Task to carry out: Where a line of the listing below includes the word "runny", reproduce that line.

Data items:
○ ○ ○

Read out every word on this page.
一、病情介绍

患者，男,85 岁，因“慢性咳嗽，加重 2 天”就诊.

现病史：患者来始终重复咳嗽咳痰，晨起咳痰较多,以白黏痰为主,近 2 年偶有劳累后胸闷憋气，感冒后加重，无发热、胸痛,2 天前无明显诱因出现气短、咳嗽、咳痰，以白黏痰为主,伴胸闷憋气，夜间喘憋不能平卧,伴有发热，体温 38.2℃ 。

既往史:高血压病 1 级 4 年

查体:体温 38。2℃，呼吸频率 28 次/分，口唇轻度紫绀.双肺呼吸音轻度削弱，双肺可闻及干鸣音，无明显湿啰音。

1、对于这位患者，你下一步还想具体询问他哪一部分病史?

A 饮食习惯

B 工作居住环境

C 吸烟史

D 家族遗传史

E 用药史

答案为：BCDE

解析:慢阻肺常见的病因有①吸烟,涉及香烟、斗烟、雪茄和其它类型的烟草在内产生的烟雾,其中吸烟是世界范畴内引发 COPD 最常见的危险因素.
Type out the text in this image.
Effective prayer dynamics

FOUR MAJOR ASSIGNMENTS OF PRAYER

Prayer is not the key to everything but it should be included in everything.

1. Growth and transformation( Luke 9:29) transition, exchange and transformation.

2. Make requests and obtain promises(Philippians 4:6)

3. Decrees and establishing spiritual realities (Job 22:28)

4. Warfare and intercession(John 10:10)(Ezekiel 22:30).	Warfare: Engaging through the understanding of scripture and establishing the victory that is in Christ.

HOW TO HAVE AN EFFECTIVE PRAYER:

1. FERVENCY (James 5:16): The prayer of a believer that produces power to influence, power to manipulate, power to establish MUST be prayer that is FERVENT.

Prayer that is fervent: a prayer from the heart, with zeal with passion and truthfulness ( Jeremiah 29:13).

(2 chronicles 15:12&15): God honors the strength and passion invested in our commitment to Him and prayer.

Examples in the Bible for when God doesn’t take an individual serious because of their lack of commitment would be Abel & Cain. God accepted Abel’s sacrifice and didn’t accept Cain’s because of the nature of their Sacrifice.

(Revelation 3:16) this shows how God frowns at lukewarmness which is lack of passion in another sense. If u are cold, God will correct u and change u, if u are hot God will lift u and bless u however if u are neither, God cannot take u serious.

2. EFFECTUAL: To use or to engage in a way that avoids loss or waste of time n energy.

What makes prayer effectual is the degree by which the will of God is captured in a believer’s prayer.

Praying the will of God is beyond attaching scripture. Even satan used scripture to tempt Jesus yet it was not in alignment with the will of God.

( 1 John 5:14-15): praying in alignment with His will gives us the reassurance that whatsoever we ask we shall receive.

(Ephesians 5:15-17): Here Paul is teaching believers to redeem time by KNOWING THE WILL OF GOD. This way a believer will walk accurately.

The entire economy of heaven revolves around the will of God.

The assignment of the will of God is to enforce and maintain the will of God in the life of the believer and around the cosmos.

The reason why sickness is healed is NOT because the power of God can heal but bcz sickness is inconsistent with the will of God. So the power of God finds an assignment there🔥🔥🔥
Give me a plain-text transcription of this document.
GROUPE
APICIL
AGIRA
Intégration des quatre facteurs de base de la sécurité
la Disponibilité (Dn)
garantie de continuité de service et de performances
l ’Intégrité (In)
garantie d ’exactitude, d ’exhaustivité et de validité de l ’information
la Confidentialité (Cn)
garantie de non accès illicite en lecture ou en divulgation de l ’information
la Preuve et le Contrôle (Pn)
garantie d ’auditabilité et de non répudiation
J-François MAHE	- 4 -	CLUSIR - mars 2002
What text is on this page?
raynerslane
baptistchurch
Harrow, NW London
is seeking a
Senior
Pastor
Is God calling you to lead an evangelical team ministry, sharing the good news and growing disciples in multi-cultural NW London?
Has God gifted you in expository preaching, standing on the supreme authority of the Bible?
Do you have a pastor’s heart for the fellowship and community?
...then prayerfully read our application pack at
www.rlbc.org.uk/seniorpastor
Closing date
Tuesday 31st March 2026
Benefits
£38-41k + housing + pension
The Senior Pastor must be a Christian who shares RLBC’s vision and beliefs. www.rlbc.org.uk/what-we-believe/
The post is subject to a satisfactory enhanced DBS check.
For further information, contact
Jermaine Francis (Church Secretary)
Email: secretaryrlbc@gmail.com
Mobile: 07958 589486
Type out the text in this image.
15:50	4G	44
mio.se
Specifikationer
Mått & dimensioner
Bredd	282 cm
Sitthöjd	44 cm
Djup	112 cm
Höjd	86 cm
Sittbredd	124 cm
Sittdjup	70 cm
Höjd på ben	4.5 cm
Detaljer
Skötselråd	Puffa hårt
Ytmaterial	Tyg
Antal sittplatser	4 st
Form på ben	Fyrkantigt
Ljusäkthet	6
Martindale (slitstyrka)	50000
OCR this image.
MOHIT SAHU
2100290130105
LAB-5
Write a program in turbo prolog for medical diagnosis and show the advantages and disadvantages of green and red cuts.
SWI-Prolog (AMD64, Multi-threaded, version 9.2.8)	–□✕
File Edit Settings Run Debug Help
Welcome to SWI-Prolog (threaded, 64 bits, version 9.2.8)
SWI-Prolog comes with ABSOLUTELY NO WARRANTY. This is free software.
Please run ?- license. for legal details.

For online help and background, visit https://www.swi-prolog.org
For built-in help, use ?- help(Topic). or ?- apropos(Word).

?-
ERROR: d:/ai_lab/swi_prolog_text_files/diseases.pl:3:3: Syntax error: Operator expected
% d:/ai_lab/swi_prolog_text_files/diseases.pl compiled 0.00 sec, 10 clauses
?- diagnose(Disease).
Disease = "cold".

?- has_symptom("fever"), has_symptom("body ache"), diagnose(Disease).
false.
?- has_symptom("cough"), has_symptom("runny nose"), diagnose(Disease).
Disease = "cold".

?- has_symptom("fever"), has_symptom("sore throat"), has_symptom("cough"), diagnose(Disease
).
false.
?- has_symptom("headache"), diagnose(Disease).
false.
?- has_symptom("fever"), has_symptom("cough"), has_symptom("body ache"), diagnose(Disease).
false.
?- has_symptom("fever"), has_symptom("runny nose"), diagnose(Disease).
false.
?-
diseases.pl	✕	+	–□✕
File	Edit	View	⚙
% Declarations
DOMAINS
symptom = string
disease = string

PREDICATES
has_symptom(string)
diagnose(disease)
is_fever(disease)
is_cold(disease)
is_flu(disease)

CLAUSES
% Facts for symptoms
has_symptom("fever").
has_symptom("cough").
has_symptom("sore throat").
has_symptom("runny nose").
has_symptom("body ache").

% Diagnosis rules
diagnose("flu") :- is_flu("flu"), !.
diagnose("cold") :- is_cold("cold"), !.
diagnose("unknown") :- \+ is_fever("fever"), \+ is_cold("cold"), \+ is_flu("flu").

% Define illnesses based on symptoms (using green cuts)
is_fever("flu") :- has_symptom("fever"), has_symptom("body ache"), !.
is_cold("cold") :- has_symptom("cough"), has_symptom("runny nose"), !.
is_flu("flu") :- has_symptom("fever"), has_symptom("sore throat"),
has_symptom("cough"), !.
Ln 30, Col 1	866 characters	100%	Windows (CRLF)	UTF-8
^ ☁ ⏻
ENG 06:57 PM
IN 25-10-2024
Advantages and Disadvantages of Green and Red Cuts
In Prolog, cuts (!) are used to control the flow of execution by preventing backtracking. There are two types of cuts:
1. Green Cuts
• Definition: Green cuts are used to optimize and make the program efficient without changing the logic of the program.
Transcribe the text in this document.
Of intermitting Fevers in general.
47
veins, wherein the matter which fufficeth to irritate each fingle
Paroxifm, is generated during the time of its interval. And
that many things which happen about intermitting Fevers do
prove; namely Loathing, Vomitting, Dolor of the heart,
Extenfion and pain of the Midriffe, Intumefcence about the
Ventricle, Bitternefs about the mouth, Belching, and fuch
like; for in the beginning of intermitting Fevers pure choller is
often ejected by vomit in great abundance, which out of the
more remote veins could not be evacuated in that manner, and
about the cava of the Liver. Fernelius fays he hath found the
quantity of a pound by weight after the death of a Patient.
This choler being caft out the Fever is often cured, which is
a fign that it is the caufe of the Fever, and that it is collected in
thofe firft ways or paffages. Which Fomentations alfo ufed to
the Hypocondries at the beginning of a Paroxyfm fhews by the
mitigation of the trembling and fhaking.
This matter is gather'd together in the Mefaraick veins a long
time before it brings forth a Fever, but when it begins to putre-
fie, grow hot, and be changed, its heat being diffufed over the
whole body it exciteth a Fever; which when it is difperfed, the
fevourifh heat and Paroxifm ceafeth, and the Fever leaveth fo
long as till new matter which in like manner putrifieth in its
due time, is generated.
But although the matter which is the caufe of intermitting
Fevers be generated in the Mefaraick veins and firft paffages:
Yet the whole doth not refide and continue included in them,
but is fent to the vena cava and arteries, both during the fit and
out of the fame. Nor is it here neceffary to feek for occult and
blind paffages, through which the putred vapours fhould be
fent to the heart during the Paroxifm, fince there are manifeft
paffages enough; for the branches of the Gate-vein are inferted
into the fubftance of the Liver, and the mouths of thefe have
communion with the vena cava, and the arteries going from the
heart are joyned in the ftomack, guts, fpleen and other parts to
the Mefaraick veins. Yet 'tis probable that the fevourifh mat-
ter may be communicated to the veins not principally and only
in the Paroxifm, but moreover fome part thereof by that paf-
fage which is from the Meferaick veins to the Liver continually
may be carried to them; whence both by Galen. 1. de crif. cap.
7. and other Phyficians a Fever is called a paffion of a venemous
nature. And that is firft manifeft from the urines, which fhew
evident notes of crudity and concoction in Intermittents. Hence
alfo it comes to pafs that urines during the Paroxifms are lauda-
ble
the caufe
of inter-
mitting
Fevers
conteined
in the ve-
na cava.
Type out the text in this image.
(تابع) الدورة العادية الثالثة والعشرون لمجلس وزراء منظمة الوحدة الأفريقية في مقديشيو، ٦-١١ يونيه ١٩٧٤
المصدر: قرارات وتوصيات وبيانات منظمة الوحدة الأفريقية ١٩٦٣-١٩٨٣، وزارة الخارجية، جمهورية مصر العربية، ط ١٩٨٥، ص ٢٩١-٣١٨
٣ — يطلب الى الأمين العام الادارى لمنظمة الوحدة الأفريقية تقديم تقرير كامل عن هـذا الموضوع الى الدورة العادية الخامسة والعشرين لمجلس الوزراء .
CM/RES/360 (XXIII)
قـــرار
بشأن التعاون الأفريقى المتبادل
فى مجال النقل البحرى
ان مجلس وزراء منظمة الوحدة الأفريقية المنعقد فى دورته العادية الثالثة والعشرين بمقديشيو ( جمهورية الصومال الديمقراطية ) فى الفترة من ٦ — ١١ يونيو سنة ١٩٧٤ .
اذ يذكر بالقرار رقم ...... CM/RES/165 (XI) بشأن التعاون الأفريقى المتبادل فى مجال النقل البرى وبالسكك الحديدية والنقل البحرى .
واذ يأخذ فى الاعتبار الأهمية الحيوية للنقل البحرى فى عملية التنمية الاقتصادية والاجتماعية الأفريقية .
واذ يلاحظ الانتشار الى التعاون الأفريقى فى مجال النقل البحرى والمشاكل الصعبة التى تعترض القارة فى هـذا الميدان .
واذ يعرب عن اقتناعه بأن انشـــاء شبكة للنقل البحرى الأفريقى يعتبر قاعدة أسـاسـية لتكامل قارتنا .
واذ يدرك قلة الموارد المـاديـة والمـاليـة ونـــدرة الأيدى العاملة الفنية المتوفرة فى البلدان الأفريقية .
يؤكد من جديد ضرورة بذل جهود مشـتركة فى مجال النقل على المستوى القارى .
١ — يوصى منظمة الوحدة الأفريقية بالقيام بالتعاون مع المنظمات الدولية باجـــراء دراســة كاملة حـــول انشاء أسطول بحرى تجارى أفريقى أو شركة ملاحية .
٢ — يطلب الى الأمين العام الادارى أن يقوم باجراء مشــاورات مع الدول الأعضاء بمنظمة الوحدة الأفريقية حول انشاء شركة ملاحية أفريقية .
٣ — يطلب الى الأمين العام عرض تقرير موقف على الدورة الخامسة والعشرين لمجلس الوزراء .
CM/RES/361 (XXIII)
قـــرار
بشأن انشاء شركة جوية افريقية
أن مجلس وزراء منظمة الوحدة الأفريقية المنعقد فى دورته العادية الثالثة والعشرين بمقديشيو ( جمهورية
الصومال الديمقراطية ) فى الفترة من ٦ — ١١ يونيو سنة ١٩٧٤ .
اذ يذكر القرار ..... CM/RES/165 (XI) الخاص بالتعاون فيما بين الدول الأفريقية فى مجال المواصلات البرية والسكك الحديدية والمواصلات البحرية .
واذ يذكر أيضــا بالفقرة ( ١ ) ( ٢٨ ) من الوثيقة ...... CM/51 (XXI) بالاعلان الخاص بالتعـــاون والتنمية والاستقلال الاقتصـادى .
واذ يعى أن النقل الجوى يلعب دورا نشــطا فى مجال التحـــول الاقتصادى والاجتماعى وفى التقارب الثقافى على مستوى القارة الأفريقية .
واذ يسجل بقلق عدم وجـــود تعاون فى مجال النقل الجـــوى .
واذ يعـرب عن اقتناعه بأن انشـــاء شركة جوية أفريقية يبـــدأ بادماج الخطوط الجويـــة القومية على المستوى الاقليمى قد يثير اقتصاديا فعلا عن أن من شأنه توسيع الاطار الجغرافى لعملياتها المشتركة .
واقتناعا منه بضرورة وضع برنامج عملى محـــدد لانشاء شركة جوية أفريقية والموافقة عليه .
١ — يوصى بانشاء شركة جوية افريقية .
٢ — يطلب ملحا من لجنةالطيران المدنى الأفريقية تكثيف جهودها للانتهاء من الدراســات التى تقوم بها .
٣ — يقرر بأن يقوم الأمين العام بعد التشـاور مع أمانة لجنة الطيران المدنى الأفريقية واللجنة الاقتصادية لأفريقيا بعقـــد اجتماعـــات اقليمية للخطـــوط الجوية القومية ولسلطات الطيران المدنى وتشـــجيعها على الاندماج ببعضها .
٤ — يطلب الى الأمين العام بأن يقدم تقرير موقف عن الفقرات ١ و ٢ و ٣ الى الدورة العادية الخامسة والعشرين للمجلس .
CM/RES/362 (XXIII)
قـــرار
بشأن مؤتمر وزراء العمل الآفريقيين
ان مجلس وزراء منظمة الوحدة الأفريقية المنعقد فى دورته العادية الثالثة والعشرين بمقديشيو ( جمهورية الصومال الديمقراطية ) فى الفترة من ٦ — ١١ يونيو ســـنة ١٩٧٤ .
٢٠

○ ○ ○

Result for this exercise:
?- has_symptom("cough"), has_symptom("runny nose"), diagnose(Disease).
?- has_symptom("fever"), has_symptom("runny nose"), diagnose(Disease).
has_symptom("runny nose").
is_cold("cold") :- has_symptom("cough"), has_symptom("runny nose"), !.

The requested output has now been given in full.